--- start ---

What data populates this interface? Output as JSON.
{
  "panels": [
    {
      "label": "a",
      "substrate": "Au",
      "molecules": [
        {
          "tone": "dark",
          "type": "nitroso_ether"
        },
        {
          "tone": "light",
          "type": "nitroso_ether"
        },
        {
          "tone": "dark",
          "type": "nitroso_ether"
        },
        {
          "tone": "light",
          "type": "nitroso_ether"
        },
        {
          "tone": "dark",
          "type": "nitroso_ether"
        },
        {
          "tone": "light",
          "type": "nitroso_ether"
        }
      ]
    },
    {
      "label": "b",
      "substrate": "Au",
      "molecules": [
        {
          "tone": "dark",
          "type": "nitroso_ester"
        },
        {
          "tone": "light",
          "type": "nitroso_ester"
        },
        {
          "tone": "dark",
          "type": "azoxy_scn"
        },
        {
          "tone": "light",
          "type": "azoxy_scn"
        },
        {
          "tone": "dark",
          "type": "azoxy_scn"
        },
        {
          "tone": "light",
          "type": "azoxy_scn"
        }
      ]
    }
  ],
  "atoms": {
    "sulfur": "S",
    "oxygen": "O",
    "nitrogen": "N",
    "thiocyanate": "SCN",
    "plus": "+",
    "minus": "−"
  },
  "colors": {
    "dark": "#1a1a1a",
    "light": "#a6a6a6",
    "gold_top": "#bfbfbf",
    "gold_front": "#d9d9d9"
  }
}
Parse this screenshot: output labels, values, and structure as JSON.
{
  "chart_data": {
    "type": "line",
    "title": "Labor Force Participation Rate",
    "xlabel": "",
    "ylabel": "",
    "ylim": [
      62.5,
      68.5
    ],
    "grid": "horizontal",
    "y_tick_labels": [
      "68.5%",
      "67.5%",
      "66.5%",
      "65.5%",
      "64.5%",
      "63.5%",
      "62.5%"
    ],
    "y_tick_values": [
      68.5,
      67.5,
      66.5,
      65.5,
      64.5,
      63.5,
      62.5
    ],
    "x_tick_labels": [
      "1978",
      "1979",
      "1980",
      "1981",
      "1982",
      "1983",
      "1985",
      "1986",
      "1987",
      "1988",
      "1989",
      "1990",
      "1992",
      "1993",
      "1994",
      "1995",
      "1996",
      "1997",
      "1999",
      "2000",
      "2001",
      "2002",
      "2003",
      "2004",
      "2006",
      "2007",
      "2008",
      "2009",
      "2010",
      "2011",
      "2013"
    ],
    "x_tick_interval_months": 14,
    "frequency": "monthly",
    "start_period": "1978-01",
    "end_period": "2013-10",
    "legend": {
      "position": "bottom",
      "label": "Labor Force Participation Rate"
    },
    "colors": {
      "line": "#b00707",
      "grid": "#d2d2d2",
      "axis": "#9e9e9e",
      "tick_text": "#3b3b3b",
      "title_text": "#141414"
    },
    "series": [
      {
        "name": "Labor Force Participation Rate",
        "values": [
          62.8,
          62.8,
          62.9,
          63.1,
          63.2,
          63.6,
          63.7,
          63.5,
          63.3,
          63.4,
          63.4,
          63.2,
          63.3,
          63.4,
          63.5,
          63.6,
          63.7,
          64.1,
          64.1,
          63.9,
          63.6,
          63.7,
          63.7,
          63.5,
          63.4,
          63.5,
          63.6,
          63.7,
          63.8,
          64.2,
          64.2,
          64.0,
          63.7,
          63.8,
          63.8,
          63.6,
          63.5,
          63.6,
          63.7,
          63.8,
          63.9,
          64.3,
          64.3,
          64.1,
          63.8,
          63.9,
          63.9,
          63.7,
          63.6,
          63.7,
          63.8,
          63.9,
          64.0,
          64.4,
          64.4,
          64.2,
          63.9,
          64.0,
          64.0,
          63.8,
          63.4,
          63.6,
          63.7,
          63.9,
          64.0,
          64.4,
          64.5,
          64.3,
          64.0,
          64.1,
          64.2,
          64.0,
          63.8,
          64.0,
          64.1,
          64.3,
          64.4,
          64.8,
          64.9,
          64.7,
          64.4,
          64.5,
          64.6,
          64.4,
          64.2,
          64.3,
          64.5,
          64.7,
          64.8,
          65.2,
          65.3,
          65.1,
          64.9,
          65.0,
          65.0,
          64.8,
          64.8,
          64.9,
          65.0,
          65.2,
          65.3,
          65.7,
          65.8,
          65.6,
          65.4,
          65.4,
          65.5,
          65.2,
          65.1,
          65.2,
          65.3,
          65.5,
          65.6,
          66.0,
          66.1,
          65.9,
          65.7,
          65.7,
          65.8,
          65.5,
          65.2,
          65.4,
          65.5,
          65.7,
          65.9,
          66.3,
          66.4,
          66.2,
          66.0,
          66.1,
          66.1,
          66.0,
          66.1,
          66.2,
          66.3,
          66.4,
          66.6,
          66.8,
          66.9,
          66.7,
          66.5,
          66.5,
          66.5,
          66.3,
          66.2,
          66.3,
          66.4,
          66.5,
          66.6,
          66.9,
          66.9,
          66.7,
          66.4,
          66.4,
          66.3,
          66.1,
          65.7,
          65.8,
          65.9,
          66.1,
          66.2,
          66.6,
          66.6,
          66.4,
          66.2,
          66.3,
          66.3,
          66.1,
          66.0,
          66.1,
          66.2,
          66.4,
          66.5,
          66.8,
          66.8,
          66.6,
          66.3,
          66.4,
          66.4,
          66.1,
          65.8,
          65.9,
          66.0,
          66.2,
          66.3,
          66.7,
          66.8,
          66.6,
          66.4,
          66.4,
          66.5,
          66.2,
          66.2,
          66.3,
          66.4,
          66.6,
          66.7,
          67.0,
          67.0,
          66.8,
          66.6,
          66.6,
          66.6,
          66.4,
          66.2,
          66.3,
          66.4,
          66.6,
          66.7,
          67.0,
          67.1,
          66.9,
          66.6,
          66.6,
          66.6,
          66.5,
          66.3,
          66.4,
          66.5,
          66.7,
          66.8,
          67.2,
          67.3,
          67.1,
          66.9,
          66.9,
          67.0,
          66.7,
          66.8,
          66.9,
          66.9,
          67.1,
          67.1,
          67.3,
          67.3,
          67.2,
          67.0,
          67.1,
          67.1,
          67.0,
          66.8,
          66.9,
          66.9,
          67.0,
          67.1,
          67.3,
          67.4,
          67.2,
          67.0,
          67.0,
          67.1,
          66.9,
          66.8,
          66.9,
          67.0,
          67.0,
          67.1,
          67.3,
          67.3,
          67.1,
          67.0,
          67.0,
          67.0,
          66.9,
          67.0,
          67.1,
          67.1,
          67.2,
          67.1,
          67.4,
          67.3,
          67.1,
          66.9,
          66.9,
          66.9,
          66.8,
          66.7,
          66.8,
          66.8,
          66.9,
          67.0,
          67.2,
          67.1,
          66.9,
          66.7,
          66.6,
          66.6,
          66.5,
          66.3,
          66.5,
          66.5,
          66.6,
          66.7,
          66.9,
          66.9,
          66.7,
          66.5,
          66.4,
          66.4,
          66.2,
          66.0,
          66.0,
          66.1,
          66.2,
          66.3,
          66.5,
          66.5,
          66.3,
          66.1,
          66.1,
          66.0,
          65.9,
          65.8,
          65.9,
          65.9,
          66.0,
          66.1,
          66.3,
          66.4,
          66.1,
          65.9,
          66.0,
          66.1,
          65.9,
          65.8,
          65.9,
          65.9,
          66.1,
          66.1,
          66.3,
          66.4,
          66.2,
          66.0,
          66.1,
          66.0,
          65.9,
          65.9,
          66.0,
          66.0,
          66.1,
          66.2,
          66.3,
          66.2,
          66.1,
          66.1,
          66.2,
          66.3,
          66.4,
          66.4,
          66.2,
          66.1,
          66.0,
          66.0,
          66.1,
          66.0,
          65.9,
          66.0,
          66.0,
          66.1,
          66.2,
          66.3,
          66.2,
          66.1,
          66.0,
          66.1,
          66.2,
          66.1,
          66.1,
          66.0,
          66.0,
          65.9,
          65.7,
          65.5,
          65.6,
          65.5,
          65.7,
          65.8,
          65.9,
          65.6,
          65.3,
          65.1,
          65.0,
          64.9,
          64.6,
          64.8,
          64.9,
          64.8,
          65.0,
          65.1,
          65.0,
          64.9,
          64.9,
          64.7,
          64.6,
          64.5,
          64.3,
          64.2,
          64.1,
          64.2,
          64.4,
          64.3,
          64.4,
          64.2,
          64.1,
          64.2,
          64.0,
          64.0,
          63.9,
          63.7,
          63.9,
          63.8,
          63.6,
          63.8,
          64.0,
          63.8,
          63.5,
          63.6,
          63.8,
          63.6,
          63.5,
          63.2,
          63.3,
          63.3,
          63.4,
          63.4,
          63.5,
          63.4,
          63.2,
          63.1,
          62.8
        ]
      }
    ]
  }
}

--- end ---

GOAL: Search the data above for the string "this" and copy each line that has it.

OUTPUT BELOW:
What data populates this interface? Output as JSON.
Parse this screenshot: output labels, values, and structure as JSON.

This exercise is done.